WHAT YOU SHOULD DO:
Only lines with the word "biogenów" are needed; collect each of them from the listing below.

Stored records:
"""
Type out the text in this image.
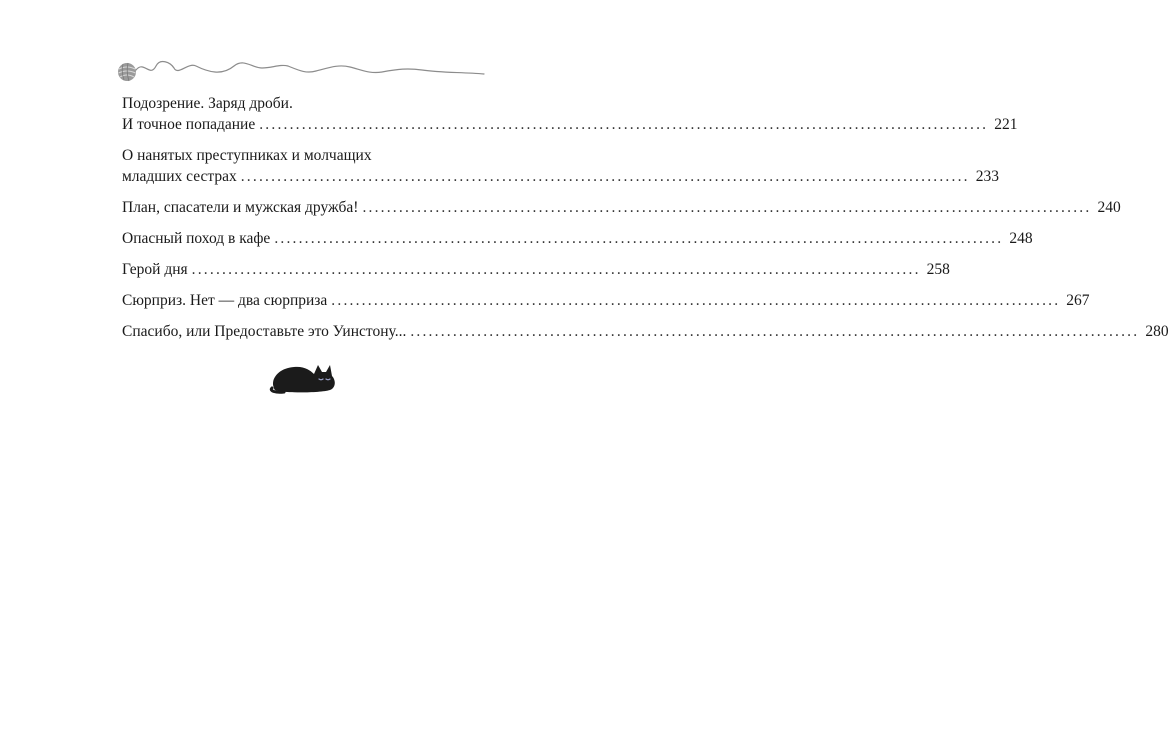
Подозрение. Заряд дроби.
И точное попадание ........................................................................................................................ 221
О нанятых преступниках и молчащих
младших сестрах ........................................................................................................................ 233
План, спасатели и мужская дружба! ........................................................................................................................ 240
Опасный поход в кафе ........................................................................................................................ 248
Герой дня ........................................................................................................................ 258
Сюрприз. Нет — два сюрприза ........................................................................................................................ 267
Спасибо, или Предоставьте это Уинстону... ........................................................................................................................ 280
"""
"""
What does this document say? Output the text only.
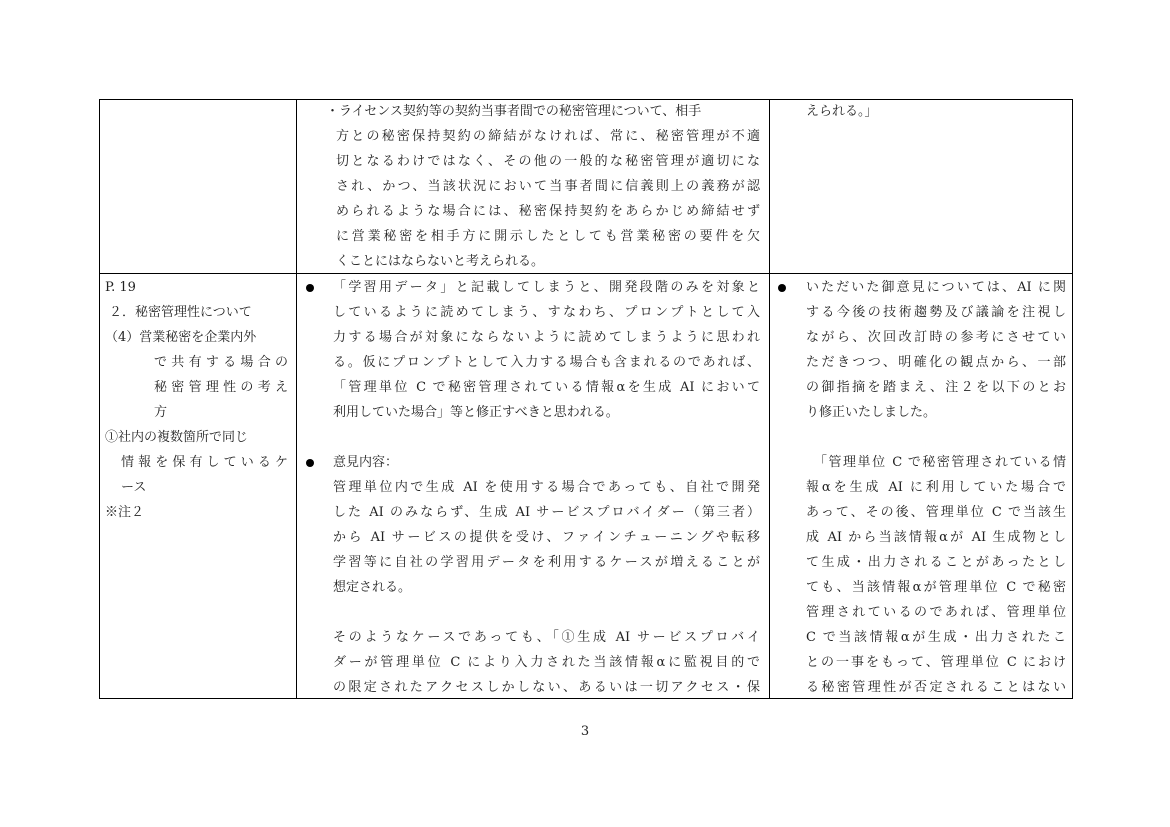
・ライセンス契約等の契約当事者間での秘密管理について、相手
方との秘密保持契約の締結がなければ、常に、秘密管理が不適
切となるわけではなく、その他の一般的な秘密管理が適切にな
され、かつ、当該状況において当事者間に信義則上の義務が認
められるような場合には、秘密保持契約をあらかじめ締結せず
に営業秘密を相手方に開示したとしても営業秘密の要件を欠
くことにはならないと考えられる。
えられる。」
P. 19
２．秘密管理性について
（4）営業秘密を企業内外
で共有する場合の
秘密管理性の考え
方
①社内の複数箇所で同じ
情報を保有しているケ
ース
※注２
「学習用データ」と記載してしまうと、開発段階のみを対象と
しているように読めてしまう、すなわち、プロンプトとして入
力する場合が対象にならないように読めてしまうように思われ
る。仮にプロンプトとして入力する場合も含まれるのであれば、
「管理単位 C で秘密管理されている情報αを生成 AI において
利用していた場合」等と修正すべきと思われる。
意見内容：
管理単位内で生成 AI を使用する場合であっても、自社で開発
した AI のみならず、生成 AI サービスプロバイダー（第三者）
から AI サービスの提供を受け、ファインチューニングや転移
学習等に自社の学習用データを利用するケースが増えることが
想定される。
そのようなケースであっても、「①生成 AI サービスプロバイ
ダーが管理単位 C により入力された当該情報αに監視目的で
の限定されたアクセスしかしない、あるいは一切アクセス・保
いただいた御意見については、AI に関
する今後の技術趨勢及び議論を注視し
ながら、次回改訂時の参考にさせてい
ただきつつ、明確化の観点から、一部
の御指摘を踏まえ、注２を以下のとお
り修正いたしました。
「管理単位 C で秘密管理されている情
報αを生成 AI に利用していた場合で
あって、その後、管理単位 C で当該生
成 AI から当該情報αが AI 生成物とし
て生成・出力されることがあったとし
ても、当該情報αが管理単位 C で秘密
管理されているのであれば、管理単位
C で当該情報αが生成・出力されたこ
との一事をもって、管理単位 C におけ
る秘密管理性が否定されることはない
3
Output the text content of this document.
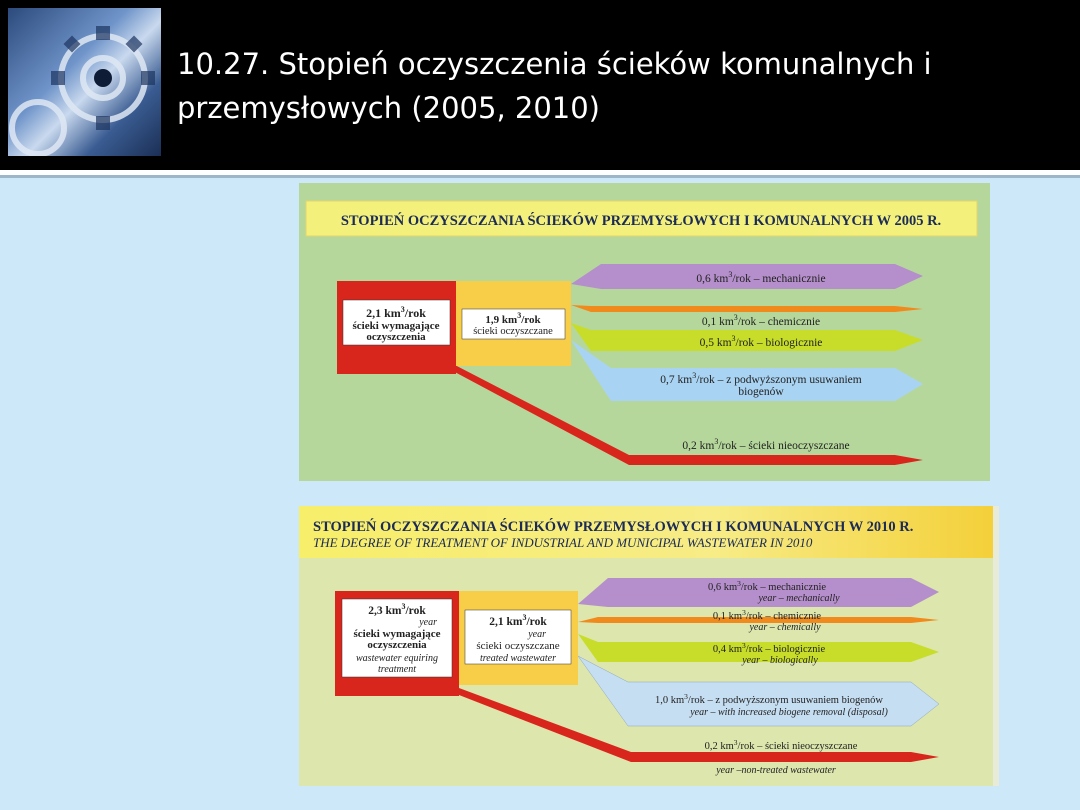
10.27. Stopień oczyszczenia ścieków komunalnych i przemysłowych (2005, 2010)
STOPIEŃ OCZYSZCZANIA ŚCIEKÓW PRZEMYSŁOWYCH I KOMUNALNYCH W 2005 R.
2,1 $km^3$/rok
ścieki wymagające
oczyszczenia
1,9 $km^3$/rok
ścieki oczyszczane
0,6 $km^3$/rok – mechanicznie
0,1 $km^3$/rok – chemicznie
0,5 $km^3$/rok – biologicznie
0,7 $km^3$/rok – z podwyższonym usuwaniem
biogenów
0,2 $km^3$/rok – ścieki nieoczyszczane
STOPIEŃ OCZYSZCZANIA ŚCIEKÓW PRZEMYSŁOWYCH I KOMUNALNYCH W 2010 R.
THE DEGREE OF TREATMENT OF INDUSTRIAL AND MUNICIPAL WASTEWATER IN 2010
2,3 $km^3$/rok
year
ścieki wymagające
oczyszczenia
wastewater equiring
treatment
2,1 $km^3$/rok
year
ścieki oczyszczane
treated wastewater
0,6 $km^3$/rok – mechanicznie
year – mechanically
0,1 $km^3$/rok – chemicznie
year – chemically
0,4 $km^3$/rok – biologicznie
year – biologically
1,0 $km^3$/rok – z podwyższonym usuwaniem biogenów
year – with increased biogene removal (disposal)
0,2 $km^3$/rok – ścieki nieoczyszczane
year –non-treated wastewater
"""
"""
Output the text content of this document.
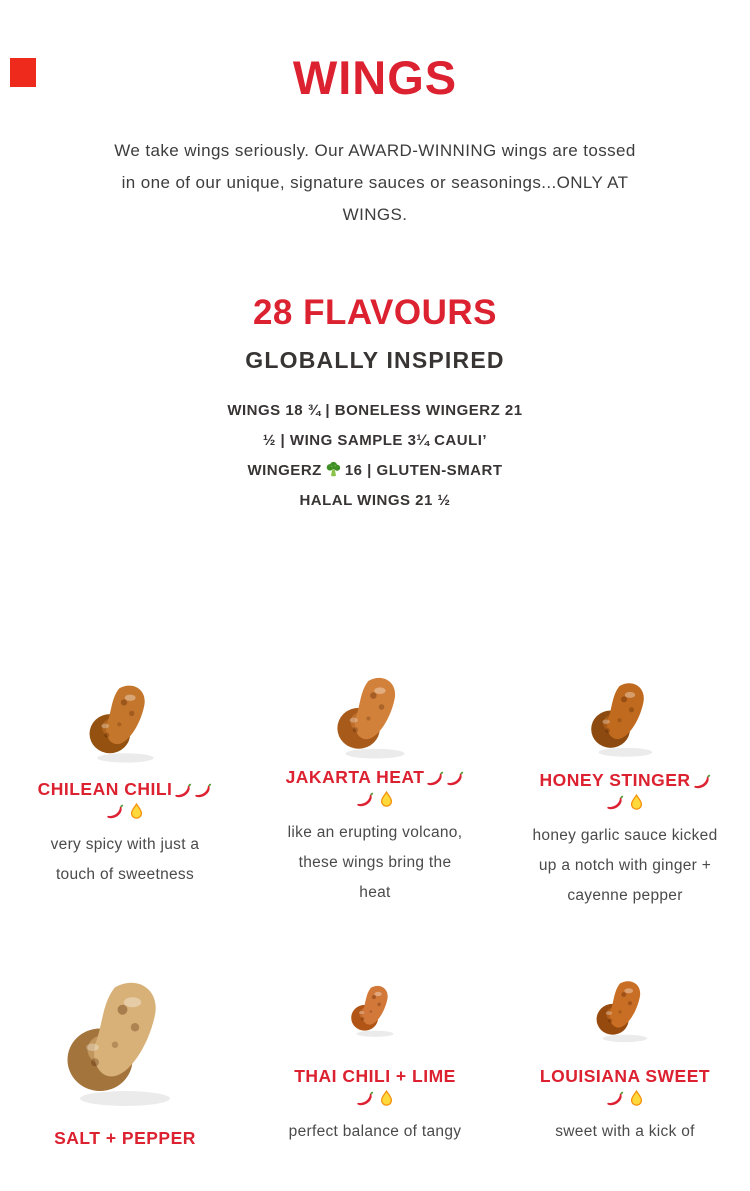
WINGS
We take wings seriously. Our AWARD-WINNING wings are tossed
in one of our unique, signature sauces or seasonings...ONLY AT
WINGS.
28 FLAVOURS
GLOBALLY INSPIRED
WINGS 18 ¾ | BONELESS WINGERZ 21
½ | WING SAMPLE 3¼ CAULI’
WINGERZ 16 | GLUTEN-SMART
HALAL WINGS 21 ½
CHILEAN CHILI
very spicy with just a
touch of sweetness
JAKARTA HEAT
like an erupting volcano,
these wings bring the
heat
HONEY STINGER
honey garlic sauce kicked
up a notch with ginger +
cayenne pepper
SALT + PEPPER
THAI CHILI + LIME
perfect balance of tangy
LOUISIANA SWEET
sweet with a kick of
"""
RESULT:
biogenów
1,0 $km^3$/rok – z podwyższonym usuwaniem biogenów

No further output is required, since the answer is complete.